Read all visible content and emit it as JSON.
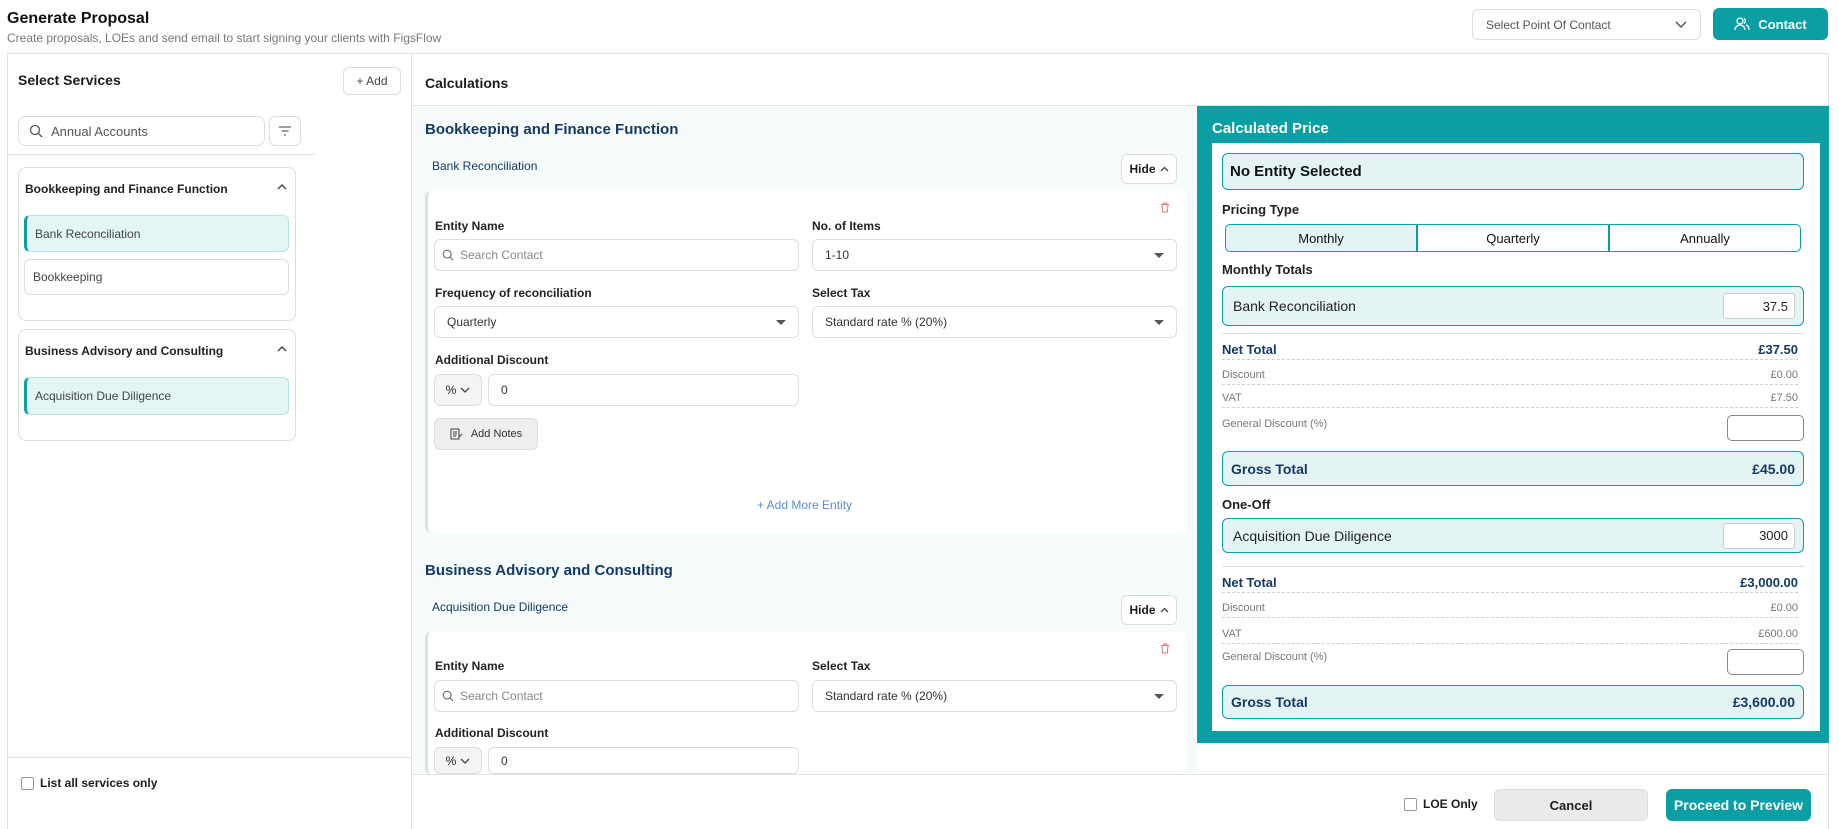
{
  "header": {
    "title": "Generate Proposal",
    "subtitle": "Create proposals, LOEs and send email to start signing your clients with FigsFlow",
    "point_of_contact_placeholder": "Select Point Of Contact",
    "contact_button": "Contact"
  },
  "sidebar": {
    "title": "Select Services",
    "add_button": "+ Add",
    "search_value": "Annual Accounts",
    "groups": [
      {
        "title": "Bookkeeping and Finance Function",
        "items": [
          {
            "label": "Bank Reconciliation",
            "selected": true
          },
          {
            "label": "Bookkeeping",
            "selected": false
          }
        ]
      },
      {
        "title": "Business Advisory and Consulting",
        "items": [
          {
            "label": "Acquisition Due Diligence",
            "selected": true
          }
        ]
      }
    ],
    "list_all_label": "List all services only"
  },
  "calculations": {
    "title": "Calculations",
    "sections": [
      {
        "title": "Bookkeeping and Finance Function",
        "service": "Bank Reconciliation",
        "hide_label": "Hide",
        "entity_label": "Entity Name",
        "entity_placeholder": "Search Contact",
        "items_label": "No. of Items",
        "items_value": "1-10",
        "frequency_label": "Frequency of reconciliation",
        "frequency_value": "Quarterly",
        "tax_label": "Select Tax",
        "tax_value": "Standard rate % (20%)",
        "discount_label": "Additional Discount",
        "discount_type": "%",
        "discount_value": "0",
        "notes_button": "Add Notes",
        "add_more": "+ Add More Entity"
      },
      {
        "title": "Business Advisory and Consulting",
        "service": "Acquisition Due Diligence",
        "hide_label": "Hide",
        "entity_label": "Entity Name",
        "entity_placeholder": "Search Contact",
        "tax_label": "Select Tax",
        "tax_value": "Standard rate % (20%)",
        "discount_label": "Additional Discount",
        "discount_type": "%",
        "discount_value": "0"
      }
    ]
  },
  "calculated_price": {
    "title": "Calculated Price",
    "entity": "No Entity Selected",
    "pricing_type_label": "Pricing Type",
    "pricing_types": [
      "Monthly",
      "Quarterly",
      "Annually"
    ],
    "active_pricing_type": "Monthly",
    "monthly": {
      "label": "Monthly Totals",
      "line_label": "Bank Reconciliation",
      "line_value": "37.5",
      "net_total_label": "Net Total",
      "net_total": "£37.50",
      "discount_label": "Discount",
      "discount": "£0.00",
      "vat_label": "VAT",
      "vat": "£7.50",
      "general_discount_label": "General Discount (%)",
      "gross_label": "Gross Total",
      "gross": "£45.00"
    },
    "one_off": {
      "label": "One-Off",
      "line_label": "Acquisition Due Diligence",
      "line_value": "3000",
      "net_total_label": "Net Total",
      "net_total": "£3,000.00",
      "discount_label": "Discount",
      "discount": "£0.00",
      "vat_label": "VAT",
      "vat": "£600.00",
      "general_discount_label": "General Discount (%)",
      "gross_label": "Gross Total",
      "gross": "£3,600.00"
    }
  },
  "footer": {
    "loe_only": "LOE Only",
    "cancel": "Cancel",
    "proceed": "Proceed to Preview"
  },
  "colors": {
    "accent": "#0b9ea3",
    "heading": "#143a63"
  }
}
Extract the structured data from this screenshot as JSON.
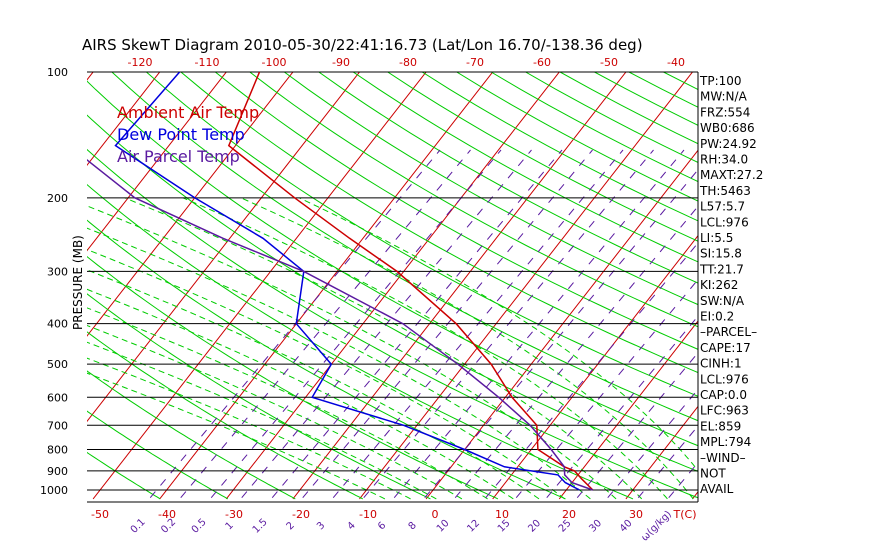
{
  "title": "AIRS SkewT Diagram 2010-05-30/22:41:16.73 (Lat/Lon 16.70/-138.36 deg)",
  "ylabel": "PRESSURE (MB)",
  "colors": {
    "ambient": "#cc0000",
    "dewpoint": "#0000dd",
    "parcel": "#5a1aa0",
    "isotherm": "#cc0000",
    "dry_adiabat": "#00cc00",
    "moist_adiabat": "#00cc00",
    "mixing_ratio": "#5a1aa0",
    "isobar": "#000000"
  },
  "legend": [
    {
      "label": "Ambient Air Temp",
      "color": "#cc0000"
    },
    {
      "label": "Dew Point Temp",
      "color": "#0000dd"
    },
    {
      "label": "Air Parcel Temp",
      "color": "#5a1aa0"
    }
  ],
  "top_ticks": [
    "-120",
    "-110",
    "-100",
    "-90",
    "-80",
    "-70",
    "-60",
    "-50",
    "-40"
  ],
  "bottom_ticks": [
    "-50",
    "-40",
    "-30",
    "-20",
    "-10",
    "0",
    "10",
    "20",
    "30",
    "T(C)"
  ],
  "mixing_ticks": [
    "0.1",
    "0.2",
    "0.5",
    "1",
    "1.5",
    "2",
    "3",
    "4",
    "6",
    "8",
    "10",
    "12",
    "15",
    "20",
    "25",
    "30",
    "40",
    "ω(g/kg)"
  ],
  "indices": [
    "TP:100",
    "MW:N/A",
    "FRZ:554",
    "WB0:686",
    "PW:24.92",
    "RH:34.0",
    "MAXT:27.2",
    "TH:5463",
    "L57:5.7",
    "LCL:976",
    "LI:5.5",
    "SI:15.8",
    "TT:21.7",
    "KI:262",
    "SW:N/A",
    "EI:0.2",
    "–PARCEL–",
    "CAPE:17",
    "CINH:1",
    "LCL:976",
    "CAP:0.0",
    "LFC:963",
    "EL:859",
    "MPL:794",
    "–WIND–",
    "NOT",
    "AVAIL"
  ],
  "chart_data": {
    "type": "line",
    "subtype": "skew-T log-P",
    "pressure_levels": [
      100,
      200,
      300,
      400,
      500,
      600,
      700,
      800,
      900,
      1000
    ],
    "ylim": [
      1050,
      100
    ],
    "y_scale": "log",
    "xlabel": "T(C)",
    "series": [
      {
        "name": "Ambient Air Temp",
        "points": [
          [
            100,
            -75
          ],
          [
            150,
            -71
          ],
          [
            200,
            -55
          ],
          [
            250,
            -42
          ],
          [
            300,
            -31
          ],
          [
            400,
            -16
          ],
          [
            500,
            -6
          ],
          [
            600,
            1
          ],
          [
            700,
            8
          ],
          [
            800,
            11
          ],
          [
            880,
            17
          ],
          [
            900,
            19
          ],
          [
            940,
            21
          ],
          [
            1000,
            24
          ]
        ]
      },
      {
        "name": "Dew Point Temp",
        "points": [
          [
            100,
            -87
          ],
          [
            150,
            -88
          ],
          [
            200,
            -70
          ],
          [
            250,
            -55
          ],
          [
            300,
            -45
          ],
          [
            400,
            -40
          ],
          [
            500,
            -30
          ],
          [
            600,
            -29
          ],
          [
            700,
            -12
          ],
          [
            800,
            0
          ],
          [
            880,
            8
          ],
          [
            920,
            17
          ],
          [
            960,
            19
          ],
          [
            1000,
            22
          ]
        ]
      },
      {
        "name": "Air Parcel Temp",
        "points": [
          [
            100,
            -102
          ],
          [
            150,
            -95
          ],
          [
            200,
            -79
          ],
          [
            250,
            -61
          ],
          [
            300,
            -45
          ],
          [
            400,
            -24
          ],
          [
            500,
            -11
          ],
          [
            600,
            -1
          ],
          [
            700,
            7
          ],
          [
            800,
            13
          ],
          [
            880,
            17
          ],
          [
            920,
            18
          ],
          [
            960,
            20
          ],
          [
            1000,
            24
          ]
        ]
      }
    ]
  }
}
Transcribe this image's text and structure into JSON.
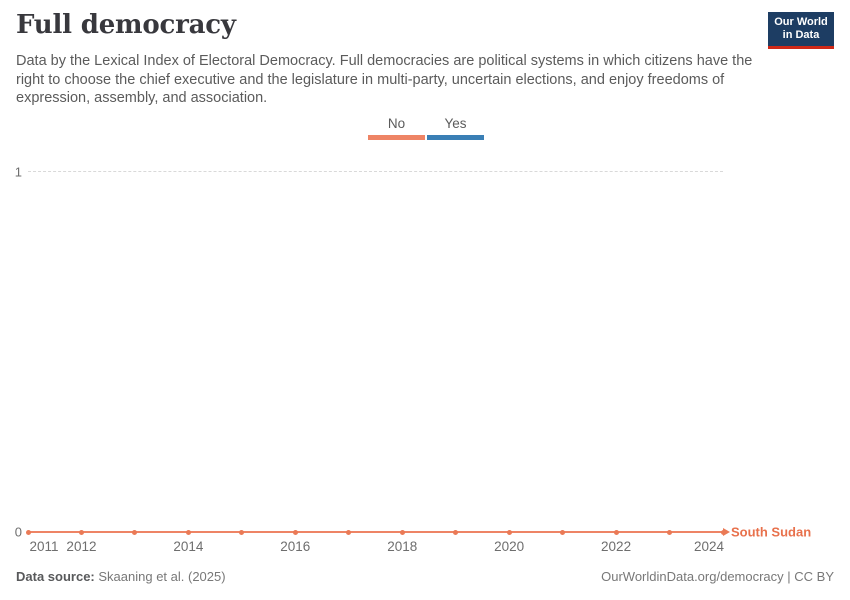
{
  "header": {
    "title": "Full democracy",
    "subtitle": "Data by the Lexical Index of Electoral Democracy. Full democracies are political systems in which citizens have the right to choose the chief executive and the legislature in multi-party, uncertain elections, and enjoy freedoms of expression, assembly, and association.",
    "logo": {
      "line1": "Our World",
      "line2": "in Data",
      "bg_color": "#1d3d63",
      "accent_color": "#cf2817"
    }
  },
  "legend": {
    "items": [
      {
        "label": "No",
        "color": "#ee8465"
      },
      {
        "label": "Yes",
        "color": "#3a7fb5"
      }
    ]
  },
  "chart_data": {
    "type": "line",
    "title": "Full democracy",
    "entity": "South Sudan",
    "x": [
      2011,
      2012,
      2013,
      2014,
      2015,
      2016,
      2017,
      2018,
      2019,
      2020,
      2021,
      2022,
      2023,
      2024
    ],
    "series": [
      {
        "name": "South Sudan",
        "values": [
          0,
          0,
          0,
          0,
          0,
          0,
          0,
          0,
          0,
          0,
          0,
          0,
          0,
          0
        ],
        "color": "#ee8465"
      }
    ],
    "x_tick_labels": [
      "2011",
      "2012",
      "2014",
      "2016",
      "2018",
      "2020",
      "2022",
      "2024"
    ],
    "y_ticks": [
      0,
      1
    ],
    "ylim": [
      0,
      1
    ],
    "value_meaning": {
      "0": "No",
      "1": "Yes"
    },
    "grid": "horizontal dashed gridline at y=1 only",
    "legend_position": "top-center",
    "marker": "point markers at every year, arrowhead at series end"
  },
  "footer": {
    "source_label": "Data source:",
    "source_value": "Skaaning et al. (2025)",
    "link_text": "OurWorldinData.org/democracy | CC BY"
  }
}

WHAT TO PRODUCE: Copy out every line holding the string "Acquisition".

RESULT FOR THIS EXERCISE:
            "label": "Acquisition Due Diligence",
        "service": "Acquisition Due Diligence",
      "line_label": "Acquisition Due Diligence",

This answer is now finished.